What the exercise asks - Below are records to repeat exactly. Omit the pictures from the copy.

Entries shown -
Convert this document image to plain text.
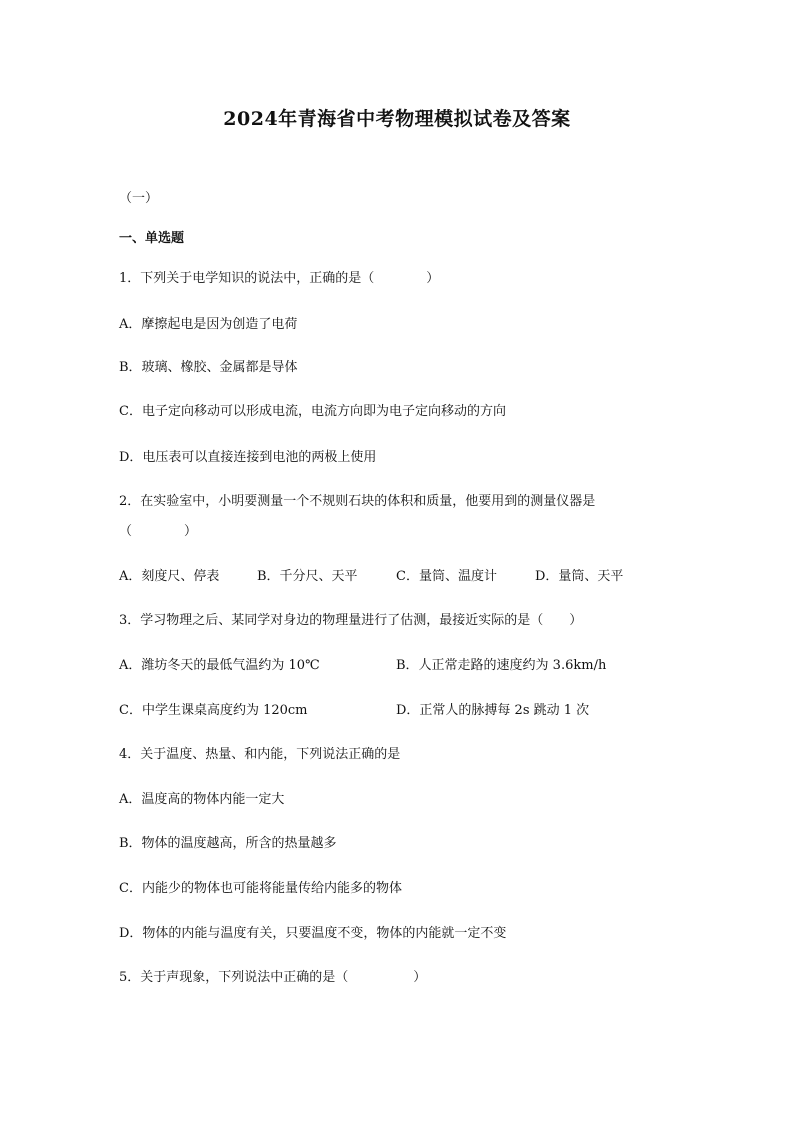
2024年青海省中考物理模拟试卷及答案
（一）
一、单选题
1．下列关于电学知识的说法中，正确的是（　　　　）
A．摩擦起电是因为创造了电荷
B．玻璃、橡胶、金属都是导体
C．电子定向移动可以形成电流，电流方向即为电子定向移动的方向
D．电压表可以直接连接到电池的两极上使用
2．在实验室中，小明要测量一个不规则石块的体积和质量，他要用到的测量仪器是
（　　　　）
A．刻度尺、停表	B．千分尺、天平	C．量筒、温度计	D．量筒、天平
3．学习物理之后、某同学对身边的物理量进行了估测，最接近实际的是（　　）
A．潍坊冬天的最低气温约为 10℃	B．人正常走路的速度约为 3.6km/h
C．中学生课桌高度约为 120cm	D．正常人的脉搏每 2s 跳动 1 次
4．关于温度、热量、和内能，下列说法正确的是
A．温度高的物体内能一定大
B．物体的温度越高，所含的热量越多
C．内能少的物体也可能将能量传给内能多的物体
D．物体的内能与温度有关，只要温度不变，物体的内能就一定不变
5．关于声现象，下列说法中正确的是（　　　　　）
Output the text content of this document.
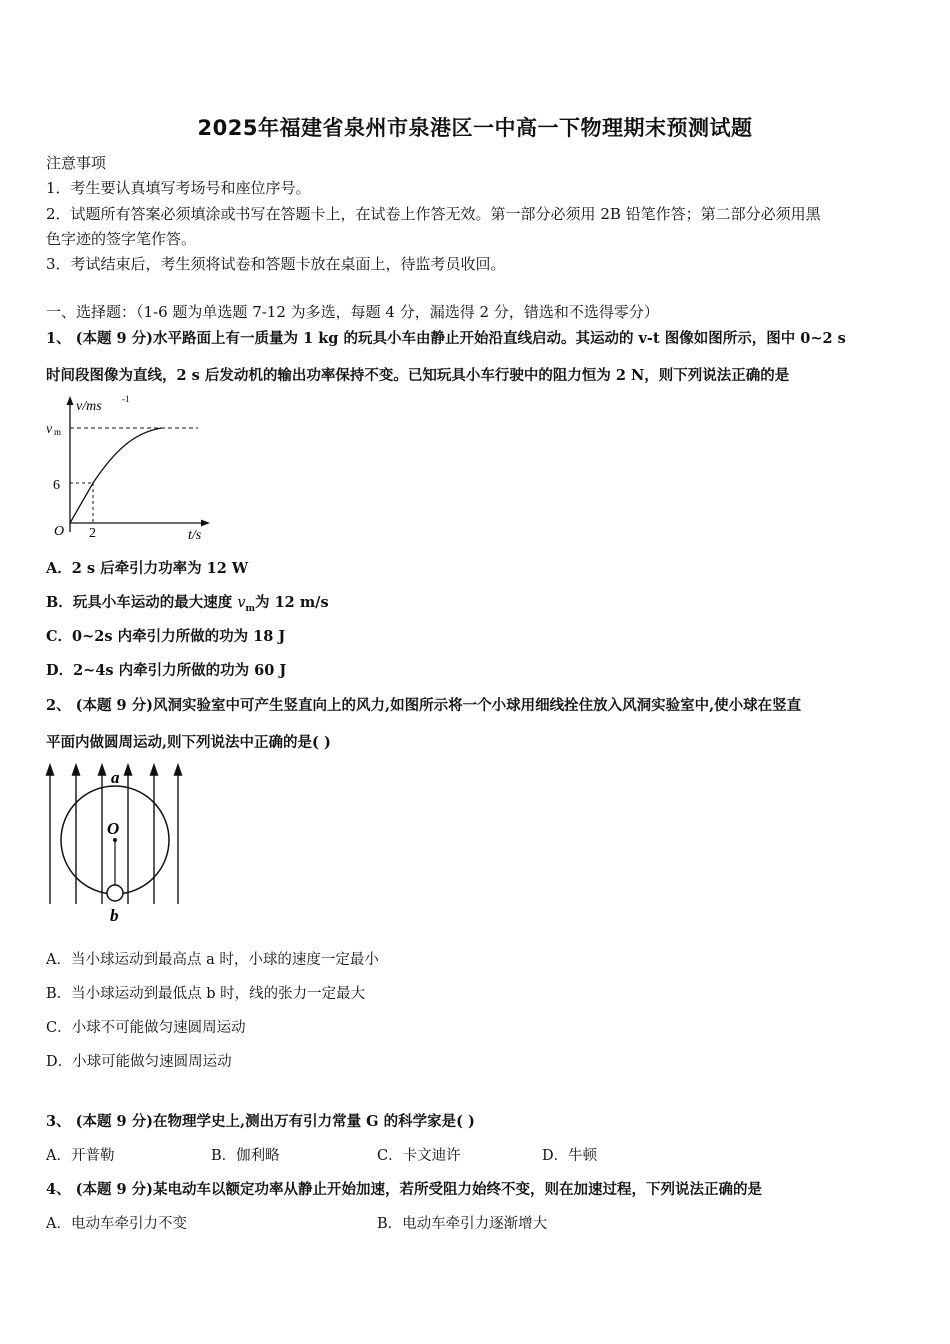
2025年福建省泉州市泉港区一中高一下物理期末预测试题
注意事项
1．考生要认真填写考场号和座位序号。
2．试题所有答案必须填涂或书写在答题卡上，在试卷上作答无效。第一部分必须用 2B 铅笔作答；第二部分必须用黑
色字迹的签字笔作答。
3．考试结束后，考生须将试卷和答题卡放在桌面上，待监考员收回。
一、选择题：（1-6 题为单选题 7-12 为多选，每题 4 分，漏选得 2 分，错选和不选得零分）
1、 (本题 9 分)水平路面上有一质量为 1 kg 的玩具小车由静止开始沿直线启动。其运动的 v-t 图像如图所示，图中 0~2 s
时间段图像为直线，2 s 后发动机的输出功率保持不变。已知玩具小车行驶中的阻力恒为 2 N，则下列说法正确的是
v/ms -1
v m
6
O 2	t/s
A．2 s 后牵引力功率为 12 W
B．玩具小车运动的最大速度 $v_m$为 12 m/s
C．0~2s 内牵引力所做的功为 18 J
D．2~4s 内牵引力所做的功为 60 J
2、 (本题 9 分)风洞实验室中可产生竖直向上的风力,如图所示将一个小球用细线拴住放入风洞实验室中,使小球在竖直
平面内做圆周运动,则下列说法中正确的是( )
a
O
b
A．当小球运动到最高点 a 时，小球的速度一定最小
B．当小球运动到最低点 b 时，线的张力一定最大
C．小球不可能做匀速圆周运动
D．小球可能做匀速圆周运动
3、 (本题 9 分)在物理学史上,测出万有引力常量 G 的科学家是( )
A．开普勒	B．伽利略	C．卡文迪许	D．牛顿
4、 (本题 9 分)某电动车以额定功率从静止开始加速，若所受阻力始终不变，则在加速过程，下列说法正确的是
A．电动车牵引力不变	B．电动车牵引力逐渐增大
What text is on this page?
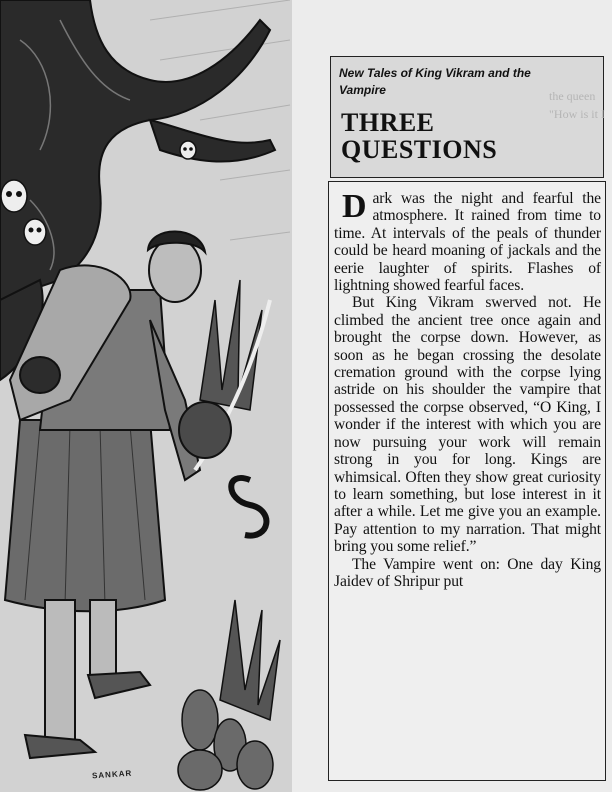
SANKAR
the queen "How is it I
New Tales of King Vikram and the Vampire
THREE QUESTIONS

Dark was the night and fearful the atmosphere. It rained from time to time. At intervals of the peals of thunder could be heard moaning of jackals and the eerie laughter of spirits. Flashes of lightning showed fearful faces.

But King Vikram swerved not. He climbed the ancient tree once again and brought the corpse down. However, as soon as he began crossing the desolate cremation ground with the corpse lying astride on his shoulder the vampire that possessed the corpse observed, “O King, I wonder if the interest with which you are now pursuing your work will remain strong in you for long. Kings are whimsical. Often they show great curiosity to learn something, but lose interest in it after a while. Let me give you an example. Pay attention to my narration. That might bring you some relief.”

The Vampire went on: One day King Jaidev of Shripur put
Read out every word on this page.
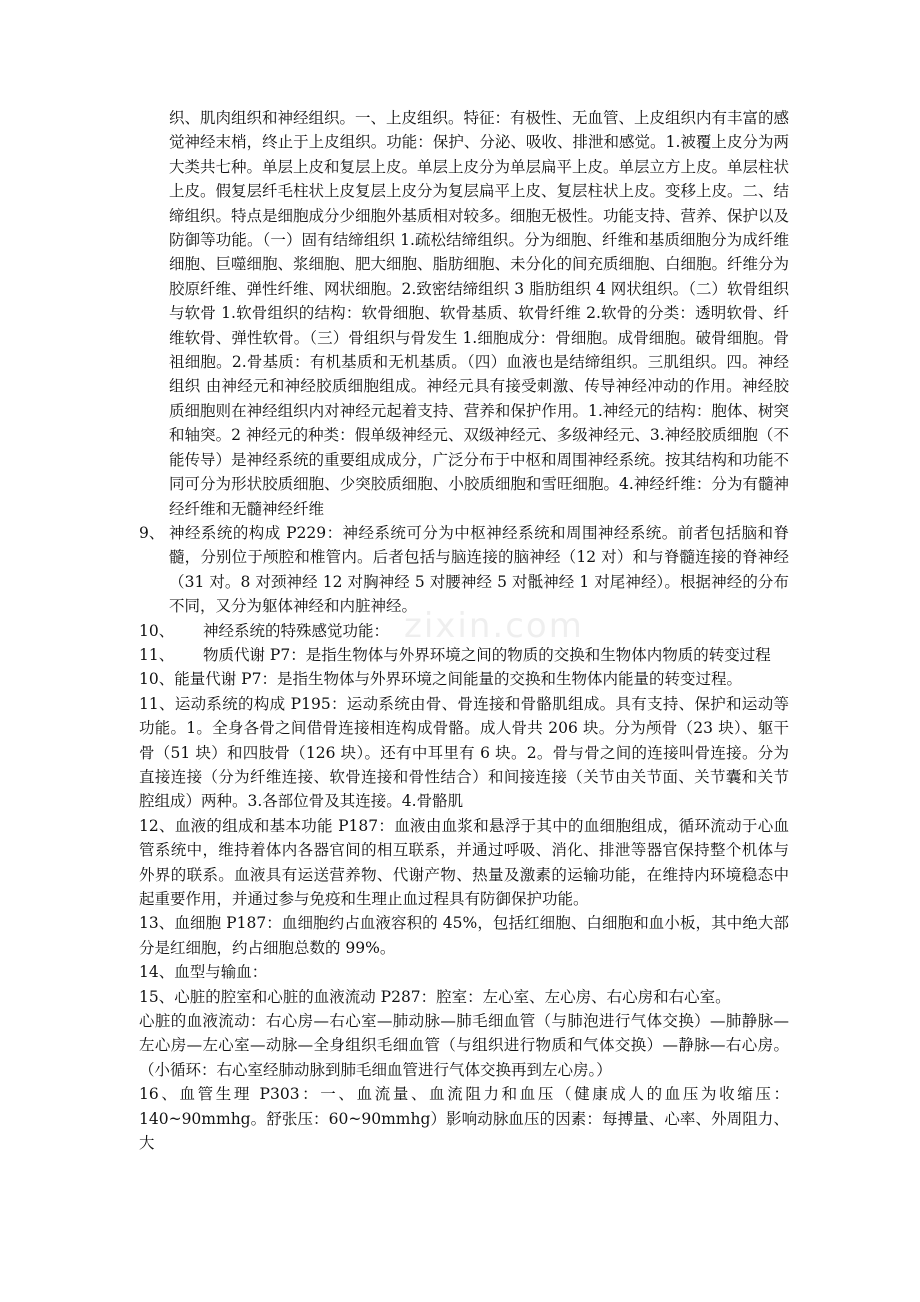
织、肌肉组织和神经组织。一、上皮组织。特征：有极性、无血管、上皮组织内有丰富的感觉神经末梢，终止于上皮组织。功能：保护、分泌、吸收、排泄和感觉。1.被覆上皮分为两大类共七种。单层上皮和复层上皮。单层上皮分为单层扁平上皮。单层立方上皮。单层柱状上皮。假复层纤毛柱状上皮复层上皮分为复层扁平上皮、复层柱状上皮。变移上皮。二、结缔组织。特点是细胞成分少细胞外基质相对较多。细胞无极性。功能支持、营养、保护以及防御等功能。（一）固有结缔组织 1.疏松结缔组织。分为细胞、纤维和基质细胞分为成纤维细胞、巨噬细胞、浆细胞、肥大细胞、脂肪细胞、未分化的间充质细胞、白细胞。纤维分为胶原纤维、弹性纤维、网状细胞。2.致密结缔组织 3 脂肪组织 4 网状组织。（二）软骨组织与软骨 1.软骨组织的结构：软骨细胞、软骨基质、软骨纤维 2.软骨的分类：透明软骨、纤维软骨、弹性软骨。（三）骨组织与骨发生 1.细胞成分：骨细胞。成骨细胞。破骨细胞。骨祖细胞。2.骨基质：有机基质和无机基质。（四）血液也是结缔组织。三肌组织。四。神经组织 由神经元和神经胶质细胞组成。神经元具有接受刺激、传导神经冲动的作用。神经胶质细胞则在神经组织内对神经元起着支持、营养和保护作用。1.神经元的结构：胞体、树突和轴突。2 神经元的种类：假单级神经元、双级神经元、多级神经元、3.神经胶质细胞（不能传导）是神经系统的重要组成成分，广泛分布于中枢和周围神经系统。按其结构和功能不同可分为形状胶质细胞、少突胶质细胞、小胶质细胞和雪旺细胞。4.神经纤维：分为有髓神经纤维和无髓神经纤维

9、 神经系统的构成 P229：神经系统可分为中枢神经系统和周围神经系统。前者包括脑和脊髓，分别位于颅腔和椎管内。后者包括与脑连接的脑神经（12 对）和与脊髓连接的脊神经（31 对。8 对颈神经 12 对胸神经 5 对腰神经 5 对骶神经 1 对尾神经）。根据神经的分布不同，又分为躯体神经和内脏神经。
10、	神经系统的特殊感觉功能：
11、	物质代谢 P7：是指生物体与外界环境之间的物质的交换和生物体内物质的转变过程

10、能量代谢 P7：是指生物体与外界环境之间能量的交换和生物体内能量的转变过程。

11、运动系统的构成 P195：运动系统由骨、骨连接和骨骼肌组成。具有支持、保护和运动等功能。1。全身各骨之间借骨连接相连构成骨骼。成人骨共 206 块。分为颅骨（23 块）、躯干骨（51 块）和四肢骨（126 块）。还有中耳里有 6 块。2。骨与骨之间的连接叫骨连接。分为直接连接（分为纤维连接、软骨连接和骨性结合）和间接连接（关节由关节面、关节囊和关节腔组成）两种。3.各部位骨及其连接。4.骨骼肌

12、血液的组成和基本功能 P187：血液由血浆和悬浮于其中的血细胞组成，循环流动于心血管系统中，维持着体内各器官间的相互联系，并通过呼吸、消化、排泄等器官保持整个机体与外界的联系。血液具有运送营养物、代谢产物、热量及激素的运输功能，在维持内环境稳态中起重要作用，并通过参与免疫和生理止血过程具有防御保护功能。

13、血细胞 P187：血细胞约占血液容积的 45%，包括红细胞、白细胞和血小板，其中绝大部分是红细胞，约占细胞总数的 99%。

14、血型与输血：

15、心脏的腔室和心脏的血液流动 P287：腔室：左心室、左心房、右心房和右心室。

心脏的血液流动：右心房—右心室—肺动脉—肺毛细血管（与肺泡进行气体交换）—肺静脉—左心房—左心室—动脉—全身组织毛细血管（与组织进行物质和气体交换）—静脉—右心房。（小循环：右心室经肺动脉到肺毛细血管进行气体交换再到左心房。）

16、血管生理 P303：一、血流量、血流阻力和血压（健康成人的血压为收缩压：140~90mmhg。舒张压：60~90mmhg）影响动脉血压的因素：每搏量、心率、外周阻力、大

zixin.com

Final result -
Convert this document image to plain text.
2024年青海省中考物理模拟试卷及答案
（一）
一、单选题
1．下列关于电学知识的说法中，正确的是（　　　　）
A．摩擦起电是因为创造了电荷
B．玻璃、橡胶、金属都是导体
C．电子定向移动可以形成电流，电流方向即为电子定向移动的方向
D．电压表可以直接连接到电池的两极上使用
2．在实验室中，小明要测量一个不规则石块的体积和质量，他要用到的测量仪器是
（　　　　）
A．刻度尺、停表	B．千分尺、天平	C．量筒、温度计	D．量筒、天平
3．学习物理之后、某同学对身边的物理量进行了估测，最接近实际的是（　　）
A．潍坊冬天的最低气温约为 10℃	B．人正常走路的速度约为 3.6km/h
C．中学生课桌高度约为 120cm	D．正常人的脉搏每 2s 跳动 1 次
4．关于温度、热量、和内能，下列说法正确的是
A．温度高的物体内能一定大
B．物体的温度越高，所含的热量越多
C．内能少的物体也可能将能量传给内能多的物体
D．物体的内能与温度有关，只要温度不变，物体的内能就一定不变
5．关于声现象，下列说法中正确的是（　　　　　）
Output the text content of this document.
2025年福建省泉州市泉港区一中高一下物理期末预测试题
注意事项
1．考生要认真填写考场号和座位序号。
2．试题所有答案必须填涂或书写在答题卡上，在试卷上作答无效。第一部分必须用 2B 铅笔作答；第二部分必须用黑
色字迹的签字笔作答。
3．考试结束后，考生须将试卷和答题卡放在桌面上，待监考员收回。
一、选择题：（1-6 题为单选题 7-12 为多选，每题 4 分，漏选得 2 分，错选和不选得零分）
1、 (本题 9 分)水平路面上有一质量为 1 kg 的玩具小车由静止开始沿直线启动。其运动的 v-t 图像如图所示，图中 0~2 s
时间段图像为直线，2 s 后发动机的输出功率保持不变。已知玩具小车行驶中的阻力恒为 2 N，则下列说法正确的是
v/ms -1
v m
6
O 2	t/s
A．2 s 后牵引力功率为 12 W
B．玩具小车运动的最大速度 $v_m$为 12 m/s
C．0~2s 内牵引力所做的功为 18 J
D．2~4s 内牵引力所做的功为 60 J
2、 (本题 9 分)风洞实验室中可产生竖直向上的风力,如图所示将一个小球用细线拴住放入风洞实验室中,使小球在竖直
平面内做圆周运动,则下列说法中正确的是( )
a
O
b
A．当小球运动到最高点 a 时，小球的速度一定最小
B．当小球运动到最低点 b 时，线的张力一定最大
C．小球不可能做匀速圆周运动
D．小球可能做匀速圆周运动
3、 (本题 9 分)在物理学史上,测出万有引力常量 G 的科学家是( )
A．开普勒	B．伽利略	C．卡文迪许	D．牛顿
4、 (本题 9 分)某电动车以额定功率从静止开始加速，若所受阻力始终不变，则在加速过程，下列说法正确的是
A．电动车牵引力不变	B．电动车牵引力逐渐增大
What text is on this page?
SANKAR
the queen "How is it I
New Tales of King Vikram and the Vampire
THREE QUESTIONS

Dark was the night and fearful the atmosphere. It rained from time to time. At intervals of the peals of thunder could be heard moaning of jackals and the eerie laughter of spirits. Flashes of lightning showed fearful faces.

But King Vikram swerved not. He climbed the ancient tree once again and brought the corpse down. However, as soon as he began crossing the desolate cremation ground with the corpse lying astride on his shoulder the vampire that possessed the corpse observed, “O King, I wonder if the interest with which you are now pursuing your work will remain strong in you for long. Kings are whimsical. Often they show great curiosity to learn something, but lose interest in it after a while. Let me give you an example. Pay attention to my narration. That might bring you some relief.”

The Vampire went on: One day King Jaidev of Shripur put
Read out every word on this page.
织、肌肉组织和神经组织。一、上皮组织。特征：有极性、无血管、上皮组织内有丰富的感觉神经末梢，终止于上皮组织。功能：保护、分泌、吸收、排泄和感觉。1.被覆上皮分为两大类共七种。单层上皮和复层上皮。单层上皮分为单层扁平上皮。单层立方上皮。单层柱状上皮。假复层纤毛柱状上皮复层上皮分为复层扁平上皮、复层柱状上皮。变移上皮。二、结缔组织。特点是细胞成分少细胞外基质相对较多。细胞无极性。功能支持、营养、保护以及防御等功能。（一）固有结缔组织 1.疏松结缔组织。分为细胞、纤维和基质细胞分为成纤维细胞、巨噬细胞、浆细胞、肥大细胞、脂肪细胞、未分化的间充质细胞、白细胞。纤维分为胶原纤维、弹性纤维、网状细胞。2.致密结缔组织 3 脂肪组织 4 网状组织。（二）软骨组织与软骨 1.软骨组织的结构：软骨细胞、软骨基质、软骨纤维 2.软骨的分类：透明软骨、纤维软骨、弹性软骨。（三）骨组织与骨发生 1.细胞成分：骨细胞。成骨细胞。破骨细胞。骨祖细胞。2.骨基质：有机基质和无机基质。（四）血液也是结缔组织。三肌组织。四。神经组织 由神经元和神经胶质细胞组成。神经元具有接受刺激、传导神经冲动的作用。神经胶质细胞则在神经组织内对神经元起着支持、营养和保护作用。1.神经元的结构：胞体、树突和轴突。2 神经元的种类：假单级神经元、双级神经元、多级神经元、3.神经胶质细胞（不能传导）是神经系统的重要组成成分，广泛分布于中枢和周围神经系统。按其结构和功能不同可分为形状胶质细胞、少突胶质细胞、小胶质细胞和雪旺细胞。4.神经纤维：分为有髓神经纤维和无髓神经纤维

9、 神经系统的构成 P229：神经系统可分为中枢神经系统和周围神经系统。前者包括脑和脊髓，分别位于颅腔和椎管内。后者包括与脑连接的脑神经（12 对）和与脊髓连接的脊神经（31 对。8 对颈神经 12 对胸神经 5 对腰神经 5 对骶神经 1 对尾神经）。根据神经的分布不同，又分为躯体神经和内脏神经。
10、	神经系统的特殊感觉功能：
11、	物质代谢 P7：是指生物体与外界环境之间的物质的交换和生物体内物质的转变过程

10、能量代谢 P7：是指生物体与外界环境之间能量的交换和生物体内能量的转变过程。

11、运动系统的构成 P195：运动系统由骨、骨连接和骨骼肌组成。具有支持、保护和运动等功能。1。全身各骨之间借骨连接相连构成骨骼。成人骨共 206 块。分为颅骨（23 块）、躯干骨（51 块）和四肢骨（126 块）。还有中耳里有 6 块。2。骨与骨之间的连接叫骨连接。分为直接连接（分为纤维连接、软骨连接和骨性结合）和间接连接（关节由关节面、关节囊和关节腔组成）两种。3.各部位骨及其连接。4.骨骼肌

12、血液的组成和基本功能 P187：血液由血浆和悬浮于其中的血细胞组成，循环流动于心血管系统中，维持着体内各器官间的相互联系，并通过呼吸、消化、排泄等器官保持整个机体与外界的联系。血液具有运送营养物、代谢产物、热量及激素的运输功能，在维持内环境稳态中起重要作用，并通过参与免疫和生理止血过程具有防御保护功能。

13、血细胞 P187：血细胞约占血液容积的 45%，包括红细胞、白细胞和血小板，其中绝大部分是红细胞，约占细胞总数的 99%。

14、血型与输血：

15、心脏的腔室和心脏的血液流动 P287：腔室：左心室、左心房、右心房和右心室。

心脏的血液流动：右心房—右心室—肺动脉—肺毛细血管（与肺泡进行气体交换）—肺静脉—左心房—左心室—动脉—全身组织毛细血管（与组织进行物质和气体交换）—静脉—右心房。（小循环：右心室经肺动脉到肺毛细血管进行气体交换再到左心房。）

16、血管生理 P303：一、血流量、血流阻力和血压（健康成人的血压为收缩压：140~90mmhg。舒张压：60~90mmhg）影响动脉血压的因素：每搏量、心率、外周阻力、大

zixin.com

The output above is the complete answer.